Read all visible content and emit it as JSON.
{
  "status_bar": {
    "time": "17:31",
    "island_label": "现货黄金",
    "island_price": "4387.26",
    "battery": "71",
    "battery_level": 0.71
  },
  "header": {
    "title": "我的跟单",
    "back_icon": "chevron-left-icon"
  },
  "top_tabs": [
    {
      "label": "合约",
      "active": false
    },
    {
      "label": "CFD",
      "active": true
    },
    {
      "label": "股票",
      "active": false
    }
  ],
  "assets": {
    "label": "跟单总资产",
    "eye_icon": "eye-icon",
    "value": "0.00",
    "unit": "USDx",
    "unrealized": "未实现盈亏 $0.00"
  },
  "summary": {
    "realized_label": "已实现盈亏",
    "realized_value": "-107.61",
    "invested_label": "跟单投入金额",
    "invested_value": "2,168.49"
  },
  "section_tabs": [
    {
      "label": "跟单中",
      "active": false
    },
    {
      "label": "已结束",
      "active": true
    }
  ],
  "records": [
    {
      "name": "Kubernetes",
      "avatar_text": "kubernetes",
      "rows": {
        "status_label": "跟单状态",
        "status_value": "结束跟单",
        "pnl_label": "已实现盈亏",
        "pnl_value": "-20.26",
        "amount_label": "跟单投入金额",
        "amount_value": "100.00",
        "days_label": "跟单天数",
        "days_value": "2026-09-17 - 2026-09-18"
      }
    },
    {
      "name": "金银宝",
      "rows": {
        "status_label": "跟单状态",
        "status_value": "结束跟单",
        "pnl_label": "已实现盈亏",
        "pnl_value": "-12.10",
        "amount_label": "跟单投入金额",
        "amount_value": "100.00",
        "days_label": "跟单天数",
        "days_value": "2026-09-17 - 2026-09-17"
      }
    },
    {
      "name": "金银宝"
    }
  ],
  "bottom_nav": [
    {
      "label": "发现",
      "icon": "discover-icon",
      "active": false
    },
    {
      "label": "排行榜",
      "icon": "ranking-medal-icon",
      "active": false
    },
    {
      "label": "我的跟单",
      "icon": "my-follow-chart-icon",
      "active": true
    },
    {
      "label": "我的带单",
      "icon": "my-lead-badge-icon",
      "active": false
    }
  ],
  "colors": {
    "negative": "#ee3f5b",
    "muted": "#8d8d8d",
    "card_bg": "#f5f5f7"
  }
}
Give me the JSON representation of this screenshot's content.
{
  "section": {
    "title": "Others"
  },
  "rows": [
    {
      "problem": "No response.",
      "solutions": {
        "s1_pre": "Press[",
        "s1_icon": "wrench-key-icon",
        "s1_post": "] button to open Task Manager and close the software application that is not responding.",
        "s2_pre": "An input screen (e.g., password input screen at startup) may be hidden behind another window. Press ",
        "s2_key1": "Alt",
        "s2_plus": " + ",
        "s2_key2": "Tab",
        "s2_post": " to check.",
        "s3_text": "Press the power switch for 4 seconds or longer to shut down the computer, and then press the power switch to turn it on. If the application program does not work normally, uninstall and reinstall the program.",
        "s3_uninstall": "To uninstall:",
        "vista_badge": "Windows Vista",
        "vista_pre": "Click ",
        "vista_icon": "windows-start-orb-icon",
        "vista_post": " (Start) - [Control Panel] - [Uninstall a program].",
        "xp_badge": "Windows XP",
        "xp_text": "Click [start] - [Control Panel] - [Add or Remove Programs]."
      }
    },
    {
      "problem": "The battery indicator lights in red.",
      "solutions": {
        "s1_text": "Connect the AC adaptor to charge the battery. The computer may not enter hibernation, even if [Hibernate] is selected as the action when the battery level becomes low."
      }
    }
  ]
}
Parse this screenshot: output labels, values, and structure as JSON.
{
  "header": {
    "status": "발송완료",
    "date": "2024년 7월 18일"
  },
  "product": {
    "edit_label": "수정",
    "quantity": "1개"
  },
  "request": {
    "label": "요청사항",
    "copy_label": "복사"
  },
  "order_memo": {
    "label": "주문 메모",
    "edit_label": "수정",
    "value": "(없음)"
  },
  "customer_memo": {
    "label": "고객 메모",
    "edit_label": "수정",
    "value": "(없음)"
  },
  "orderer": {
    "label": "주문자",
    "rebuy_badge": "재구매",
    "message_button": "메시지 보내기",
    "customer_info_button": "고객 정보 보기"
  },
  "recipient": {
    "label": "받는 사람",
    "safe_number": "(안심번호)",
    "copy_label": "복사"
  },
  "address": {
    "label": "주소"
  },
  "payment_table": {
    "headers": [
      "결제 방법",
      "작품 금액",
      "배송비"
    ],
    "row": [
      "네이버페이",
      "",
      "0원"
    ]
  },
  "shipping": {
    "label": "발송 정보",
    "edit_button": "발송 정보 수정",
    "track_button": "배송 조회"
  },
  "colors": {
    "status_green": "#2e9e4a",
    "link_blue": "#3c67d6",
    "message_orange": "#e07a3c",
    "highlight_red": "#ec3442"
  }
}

···

**Goal**
Copy out the full material exactly as it appears.

**Task solution**
Read all visible content and emit it as JSON.
{
  "status_bar": {
    "time": "17:31",
    "island_label": "现货黄金",
    "island_price": "4387.26",
    "battery": "71",
    "battery_level": 0.71
  },
  "header": {
    "title": "我的跟单",
    "back_icon": "chevron-left-icon"
  },
  "top_tabs": [
    {
      "label": "合约",
      "active": false
    },
    {
      "label": "CFD",
      "active": true
    },
    {
      "label": "股票",
      "active": false
    }
  ],
  "assets": {
    "label": "跟单总资产",
    "eye_icon": "eye-icon",
    "value": "0.00",
    "unit": "USDx",
    "unrealized": "未实现盈亏 $0.00"
  },
  "summary": {
    "realized_label": "已实现盈亏",
    "realized_value": "-107.61",
    "invested_label": "跟单投入金额",
    "invested_value": "2,168.49"
  },
  "section_tabs": [
    {
      "label": "跟单中",
      "active": false
    },
    {
      "label": "已结束",
      "active": true
    }
  ],
  "records": [
    {
      "name": "Kubernetes",
      "avatar_text": "kubernetes",
      "rows": {
        "status_label": "跟单状态",
        "status_value": "结束跟单",
        "pnl_label": "已实现盈亏",
        "pnl_value": "-20.26",
        "amount_label": "跟单投入金额",
        "amount_value": "100.00",
        "days_label": "跟单天数",
        "days_value": "2026-09-17 - 2026-09-18"
      }
    },
    {
      "name": "金银宝",
      "rows": {
        "status_label": "跟单状态",
        "status_value": "结束跟单",
        "pnl_label": "已实现盈亏",
        "pnl_value": "-12.10",
        "amount_label": "跟单投入金额",
        "amount_value": "100.00",
        "days_label": "跟单天数",
        "days_value": "2026-09-17 - 2026-09-17"
      }
    },
    {
      "name": "金银宝"
    }
  ],
  "bottom_nav": [
    {
      "label": "发现",
      "icon": "discover-icon",
      "active": false
    },
    {
      "label": "排行榜",
      "icon": "ranking-medal-icon",
      "active": false
    },
    {
      "label": "我的跟单",
      "icon": "my-follow-chart-icon",
      "active": true
    },
    {
      "label": "我的带单",
      "icon": "my-lead-badge-icon",
      "active": false
    }
  ],
  "colors": {
    "negative": "#ee3f5b",
    "muted": "#8d8d8d",
    "card_bg": "#f5f5f7"
  }
}
Give me the JSON representation of this screenshot's content.
{
  "section": {
    "title": "Others"
  },
  "rows": [
    {
      "problem": "No response.",
      "solutions": {
        "s1_pre": "Press[",
        "s1_icon": "wrench-key-icon",
        "s1_post": "] button to open Task Manager and close the software application that is not responding.",
        "s2_pre": "An input screen (e.g., password input screen at startup) may be hidden behind another window. Press ",
        "s2_key1": "Alt",
        "s2_plus": " + ",
        "s2_key2": "Tab",
        "s2_post": " to check.",
        "s3_text": "Press the power switch for 4 seconds or longer to shut down the computer, and then press the power switch to turn it on. If the application program does not work normally, uninstall and reinstall the program.",
        "s3_uninstall": "To uninstall:",
        "vista_badge": "Windows Vista",
        "vista_pre": "Click ",
        "vista_icon": "windows-start-orb-icon",
        "vista_post": " (Start) - [Control Panel] - [Uninstall a program].",
        "xp_badge": "Windows XP",
        "xp_text": "Click [start] - [Control Panel] - [Add or Remove Programs]."
      }
    },
    {
      "problem": "The battery indicator lights in red.",
      "solutions": {
        "s1_text": "Connect the AC adaptor to charge the battery. The computer may not enter hibernation, even if [Hibernate] is selected as the action when the battery level becomes low."
      }
    }
  ]
}
Parse this screenshot: output labels, values, and structure as JSON.
{
  "header": {
    "status": "발송완료",
    "date": "2024년 7월 18일"
  },
  "product": {
    "edit_label": "수정",
    "quantity": "1개"
  },
  "request": {
    "label": "요청사항",
    "copy_label": "복사"
  },
  "order_memo": {
    "label": "주문 메모",
    "edit_label": "수정",
    "value": "(없음)"
  },
  "customer_memo": {
    "label": "고객 메모",
    "edit_label": "수정",
    "value": "(없음)"
  },
  "orderer": {
    "label": "주문자",
    "rebuy_badge": "재구매",
    "message_button": "메시지 보내기",
    "customer_info_button": "고객 정보 보기"
  },
  "recipient": {
    "label": "받는 사람",
    "safe_number": "(안심번호)",
    "copy_label": "복사"
  },
  "address": {
    "label": "주소"
  },
  "payment_table": {
    "headers": [
      "결제 방법",
      "작품 금액",
      "배송비"
    ],
    "row": [
      "네이버페이",
      "",
      "0원"
    ]
  },
  "shipping": {
    "label": "발송 정보",
    "edit_button": "발송 정보 수정",
    "track_button": "배송 조회"
  },
  "colors": {
    "status_green": "#2e9e4a",
    "link_blue": "#3c67d6",
    "message_orange": "#e07a3c",
    "highlight_red": "#ec3442"
  }
}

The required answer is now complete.